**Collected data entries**
════════════════════

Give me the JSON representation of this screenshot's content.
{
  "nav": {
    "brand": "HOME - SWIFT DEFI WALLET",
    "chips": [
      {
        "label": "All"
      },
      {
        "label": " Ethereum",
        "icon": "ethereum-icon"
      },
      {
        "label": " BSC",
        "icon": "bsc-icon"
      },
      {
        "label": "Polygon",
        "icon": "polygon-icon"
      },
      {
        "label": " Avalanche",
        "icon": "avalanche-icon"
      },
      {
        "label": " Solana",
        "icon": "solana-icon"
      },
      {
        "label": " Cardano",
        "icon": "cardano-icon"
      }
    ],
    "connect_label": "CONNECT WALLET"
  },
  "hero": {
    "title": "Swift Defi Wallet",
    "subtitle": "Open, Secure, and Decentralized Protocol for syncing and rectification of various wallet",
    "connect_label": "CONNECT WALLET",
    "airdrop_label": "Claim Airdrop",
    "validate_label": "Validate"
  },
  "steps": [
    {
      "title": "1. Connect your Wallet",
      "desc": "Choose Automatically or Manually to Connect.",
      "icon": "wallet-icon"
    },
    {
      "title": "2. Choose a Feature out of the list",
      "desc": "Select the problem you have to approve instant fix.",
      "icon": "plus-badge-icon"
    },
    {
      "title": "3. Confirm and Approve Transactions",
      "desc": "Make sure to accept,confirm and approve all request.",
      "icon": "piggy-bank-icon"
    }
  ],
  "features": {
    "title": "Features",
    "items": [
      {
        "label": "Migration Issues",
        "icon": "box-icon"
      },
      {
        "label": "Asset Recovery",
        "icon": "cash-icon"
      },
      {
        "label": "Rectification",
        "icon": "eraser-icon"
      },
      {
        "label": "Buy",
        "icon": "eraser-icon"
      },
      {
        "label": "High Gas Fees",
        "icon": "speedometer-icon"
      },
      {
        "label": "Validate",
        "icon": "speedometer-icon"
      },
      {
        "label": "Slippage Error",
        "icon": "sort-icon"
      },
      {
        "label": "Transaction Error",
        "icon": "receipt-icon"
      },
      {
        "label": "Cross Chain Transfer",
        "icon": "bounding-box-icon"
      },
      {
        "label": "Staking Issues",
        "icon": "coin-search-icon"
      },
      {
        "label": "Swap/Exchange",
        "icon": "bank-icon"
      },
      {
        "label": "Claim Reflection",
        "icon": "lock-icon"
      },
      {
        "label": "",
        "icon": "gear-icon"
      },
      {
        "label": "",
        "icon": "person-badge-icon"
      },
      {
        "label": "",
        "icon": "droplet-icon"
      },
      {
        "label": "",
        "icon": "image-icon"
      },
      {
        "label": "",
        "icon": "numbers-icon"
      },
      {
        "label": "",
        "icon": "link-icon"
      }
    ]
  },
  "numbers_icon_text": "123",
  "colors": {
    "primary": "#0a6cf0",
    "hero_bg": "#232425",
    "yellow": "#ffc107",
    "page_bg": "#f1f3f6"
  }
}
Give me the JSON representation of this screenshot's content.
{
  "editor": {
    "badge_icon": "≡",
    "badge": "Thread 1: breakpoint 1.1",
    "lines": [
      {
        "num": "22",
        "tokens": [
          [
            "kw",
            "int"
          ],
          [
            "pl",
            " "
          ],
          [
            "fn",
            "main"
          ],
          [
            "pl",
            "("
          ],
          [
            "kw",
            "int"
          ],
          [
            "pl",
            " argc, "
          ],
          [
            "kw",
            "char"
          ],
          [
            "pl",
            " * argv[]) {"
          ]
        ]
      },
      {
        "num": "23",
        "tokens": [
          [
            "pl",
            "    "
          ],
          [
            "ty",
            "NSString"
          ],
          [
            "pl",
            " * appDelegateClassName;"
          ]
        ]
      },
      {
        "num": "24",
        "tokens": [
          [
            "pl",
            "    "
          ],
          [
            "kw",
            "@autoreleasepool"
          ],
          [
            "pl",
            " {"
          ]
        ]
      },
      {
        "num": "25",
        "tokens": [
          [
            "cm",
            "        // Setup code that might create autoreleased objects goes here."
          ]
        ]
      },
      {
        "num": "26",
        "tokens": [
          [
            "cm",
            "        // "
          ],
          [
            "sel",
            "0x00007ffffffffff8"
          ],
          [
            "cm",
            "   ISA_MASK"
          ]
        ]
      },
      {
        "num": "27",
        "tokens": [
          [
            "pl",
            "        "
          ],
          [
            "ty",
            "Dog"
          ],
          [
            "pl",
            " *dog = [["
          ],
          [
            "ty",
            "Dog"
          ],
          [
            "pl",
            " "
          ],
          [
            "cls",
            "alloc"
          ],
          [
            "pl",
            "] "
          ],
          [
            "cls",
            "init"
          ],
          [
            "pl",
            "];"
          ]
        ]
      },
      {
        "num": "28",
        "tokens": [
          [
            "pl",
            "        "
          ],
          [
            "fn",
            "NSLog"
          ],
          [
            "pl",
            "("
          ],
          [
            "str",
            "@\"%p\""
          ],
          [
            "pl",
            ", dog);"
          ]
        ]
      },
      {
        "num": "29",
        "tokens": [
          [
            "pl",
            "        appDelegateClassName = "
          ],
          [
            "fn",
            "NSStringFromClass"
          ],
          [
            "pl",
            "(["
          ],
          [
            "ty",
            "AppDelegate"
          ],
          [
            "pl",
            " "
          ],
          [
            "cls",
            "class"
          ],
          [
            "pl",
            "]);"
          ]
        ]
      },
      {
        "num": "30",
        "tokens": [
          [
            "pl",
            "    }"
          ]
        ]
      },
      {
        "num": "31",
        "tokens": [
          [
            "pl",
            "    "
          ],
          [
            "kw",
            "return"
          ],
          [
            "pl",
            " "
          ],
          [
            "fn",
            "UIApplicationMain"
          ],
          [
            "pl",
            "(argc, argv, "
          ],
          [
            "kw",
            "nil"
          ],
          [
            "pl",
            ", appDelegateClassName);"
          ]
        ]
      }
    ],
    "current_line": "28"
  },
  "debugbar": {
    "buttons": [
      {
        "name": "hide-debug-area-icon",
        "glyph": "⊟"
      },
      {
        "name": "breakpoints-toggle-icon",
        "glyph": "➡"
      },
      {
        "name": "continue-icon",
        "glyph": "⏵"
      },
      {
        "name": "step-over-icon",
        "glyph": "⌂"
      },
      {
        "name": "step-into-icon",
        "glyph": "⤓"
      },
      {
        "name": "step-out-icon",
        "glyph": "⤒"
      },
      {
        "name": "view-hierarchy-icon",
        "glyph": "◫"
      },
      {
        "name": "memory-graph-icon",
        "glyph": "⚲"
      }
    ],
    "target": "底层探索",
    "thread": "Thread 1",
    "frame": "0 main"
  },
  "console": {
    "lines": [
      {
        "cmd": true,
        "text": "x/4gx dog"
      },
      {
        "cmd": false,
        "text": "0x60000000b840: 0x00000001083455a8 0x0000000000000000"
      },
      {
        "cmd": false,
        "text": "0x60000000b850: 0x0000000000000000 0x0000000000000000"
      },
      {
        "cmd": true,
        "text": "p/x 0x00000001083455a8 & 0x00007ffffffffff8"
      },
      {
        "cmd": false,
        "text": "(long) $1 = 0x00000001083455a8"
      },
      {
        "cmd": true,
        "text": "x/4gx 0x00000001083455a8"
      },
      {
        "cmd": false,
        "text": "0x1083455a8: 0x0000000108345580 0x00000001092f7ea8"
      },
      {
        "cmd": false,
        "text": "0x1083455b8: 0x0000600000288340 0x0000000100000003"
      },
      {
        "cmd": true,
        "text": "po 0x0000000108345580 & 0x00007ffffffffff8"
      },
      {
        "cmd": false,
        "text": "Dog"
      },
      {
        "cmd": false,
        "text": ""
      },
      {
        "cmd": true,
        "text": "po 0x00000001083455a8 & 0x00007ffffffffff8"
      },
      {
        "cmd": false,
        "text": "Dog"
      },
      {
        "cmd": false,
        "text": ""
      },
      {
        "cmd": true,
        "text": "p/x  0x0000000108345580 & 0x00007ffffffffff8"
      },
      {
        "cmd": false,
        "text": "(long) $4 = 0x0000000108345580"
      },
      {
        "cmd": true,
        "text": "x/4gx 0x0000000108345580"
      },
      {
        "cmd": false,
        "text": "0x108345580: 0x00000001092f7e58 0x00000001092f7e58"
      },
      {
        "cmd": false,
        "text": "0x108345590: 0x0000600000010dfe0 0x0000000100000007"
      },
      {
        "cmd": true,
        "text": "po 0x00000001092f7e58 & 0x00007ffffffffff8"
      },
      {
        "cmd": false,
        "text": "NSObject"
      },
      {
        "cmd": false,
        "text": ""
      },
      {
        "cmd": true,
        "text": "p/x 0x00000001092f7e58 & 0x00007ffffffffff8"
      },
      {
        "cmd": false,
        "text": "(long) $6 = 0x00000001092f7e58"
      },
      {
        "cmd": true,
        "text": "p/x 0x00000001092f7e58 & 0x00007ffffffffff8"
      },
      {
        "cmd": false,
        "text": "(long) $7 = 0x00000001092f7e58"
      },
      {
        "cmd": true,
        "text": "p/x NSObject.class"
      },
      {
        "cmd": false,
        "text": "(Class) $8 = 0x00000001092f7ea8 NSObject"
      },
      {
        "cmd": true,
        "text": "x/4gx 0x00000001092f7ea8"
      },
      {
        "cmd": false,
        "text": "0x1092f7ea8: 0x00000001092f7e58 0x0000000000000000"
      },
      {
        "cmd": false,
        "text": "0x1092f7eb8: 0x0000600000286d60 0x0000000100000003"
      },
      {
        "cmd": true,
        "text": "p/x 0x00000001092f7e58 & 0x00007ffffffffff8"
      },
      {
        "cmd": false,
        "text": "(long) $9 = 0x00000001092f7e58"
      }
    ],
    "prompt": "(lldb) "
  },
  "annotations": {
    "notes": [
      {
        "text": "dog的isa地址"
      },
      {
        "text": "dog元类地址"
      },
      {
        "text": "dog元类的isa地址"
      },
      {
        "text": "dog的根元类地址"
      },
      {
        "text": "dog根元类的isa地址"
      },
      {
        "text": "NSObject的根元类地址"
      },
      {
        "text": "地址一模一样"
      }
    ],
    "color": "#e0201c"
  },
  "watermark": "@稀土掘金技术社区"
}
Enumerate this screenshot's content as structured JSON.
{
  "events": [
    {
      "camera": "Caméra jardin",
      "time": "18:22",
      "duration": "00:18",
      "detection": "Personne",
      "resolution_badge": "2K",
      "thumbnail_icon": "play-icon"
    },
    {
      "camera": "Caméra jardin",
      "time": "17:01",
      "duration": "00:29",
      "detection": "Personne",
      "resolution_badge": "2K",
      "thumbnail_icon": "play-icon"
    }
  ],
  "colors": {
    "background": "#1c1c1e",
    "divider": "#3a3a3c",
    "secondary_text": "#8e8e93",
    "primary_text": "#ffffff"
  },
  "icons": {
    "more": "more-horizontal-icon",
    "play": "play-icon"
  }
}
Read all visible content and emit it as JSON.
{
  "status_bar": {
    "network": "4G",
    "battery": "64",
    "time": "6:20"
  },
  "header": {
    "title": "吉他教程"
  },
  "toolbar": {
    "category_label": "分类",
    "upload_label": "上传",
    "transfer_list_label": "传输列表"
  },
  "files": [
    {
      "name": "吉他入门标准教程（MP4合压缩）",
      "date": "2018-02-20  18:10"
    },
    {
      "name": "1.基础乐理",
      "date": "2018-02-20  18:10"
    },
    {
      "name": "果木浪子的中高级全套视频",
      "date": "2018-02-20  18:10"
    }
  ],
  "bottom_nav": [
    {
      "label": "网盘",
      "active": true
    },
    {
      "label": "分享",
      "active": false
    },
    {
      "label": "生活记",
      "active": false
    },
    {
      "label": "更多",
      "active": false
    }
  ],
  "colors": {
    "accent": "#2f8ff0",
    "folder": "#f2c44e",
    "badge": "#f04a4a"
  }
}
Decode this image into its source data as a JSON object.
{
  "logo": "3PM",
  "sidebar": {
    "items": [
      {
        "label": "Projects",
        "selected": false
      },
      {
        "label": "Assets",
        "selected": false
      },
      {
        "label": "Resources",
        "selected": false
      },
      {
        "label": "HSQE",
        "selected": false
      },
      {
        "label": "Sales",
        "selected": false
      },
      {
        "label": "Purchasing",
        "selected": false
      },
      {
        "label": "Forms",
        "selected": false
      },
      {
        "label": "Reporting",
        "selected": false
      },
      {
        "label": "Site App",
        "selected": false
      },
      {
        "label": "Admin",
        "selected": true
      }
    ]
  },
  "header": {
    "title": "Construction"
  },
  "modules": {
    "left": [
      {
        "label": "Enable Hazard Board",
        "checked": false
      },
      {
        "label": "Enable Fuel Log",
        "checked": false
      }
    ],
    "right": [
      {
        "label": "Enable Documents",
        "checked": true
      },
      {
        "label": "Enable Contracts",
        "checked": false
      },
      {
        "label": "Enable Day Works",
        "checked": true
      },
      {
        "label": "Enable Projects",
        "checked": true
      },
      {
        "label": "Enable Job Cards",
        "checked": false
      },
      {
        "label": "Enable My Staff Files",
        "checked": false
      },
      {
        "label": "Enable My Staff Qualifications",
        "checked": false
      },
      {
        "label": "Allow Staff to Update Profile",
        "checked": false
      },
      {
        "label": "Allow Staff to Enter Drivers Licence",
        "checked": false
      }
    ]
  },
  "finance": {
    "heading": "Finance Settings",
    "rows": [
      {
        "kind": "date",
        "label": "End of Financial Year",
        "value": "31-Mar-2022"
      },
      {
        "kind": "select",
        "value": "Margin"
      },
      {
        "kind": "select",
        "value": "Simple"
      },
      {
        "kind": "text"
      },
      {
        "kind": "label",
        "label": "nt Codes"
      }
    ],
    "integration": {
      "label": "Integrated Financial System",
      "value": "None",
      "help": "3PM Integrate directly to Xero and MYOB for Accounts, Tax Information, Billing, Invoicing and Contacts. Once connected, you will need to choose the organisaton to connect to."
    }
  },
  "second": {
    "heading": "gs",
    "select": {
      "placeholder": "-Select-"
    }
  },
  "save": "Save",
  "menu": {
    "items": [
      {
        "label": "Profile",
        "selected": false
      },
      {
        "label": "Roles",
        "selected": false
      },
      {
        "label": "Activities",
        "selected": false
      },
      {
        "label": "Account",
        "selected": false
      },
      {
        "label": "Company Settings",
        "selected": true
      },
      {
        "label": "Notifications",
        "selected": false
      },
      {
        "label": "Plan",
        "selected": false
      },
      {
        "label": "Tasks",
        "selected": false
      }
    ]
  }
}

════════════════════

**Directions for this task**
In the lines above, find each one with "Financial" and list it.

**Solution below**
        "label": "End of Financial Year",
      "label": "Integrated Financial System",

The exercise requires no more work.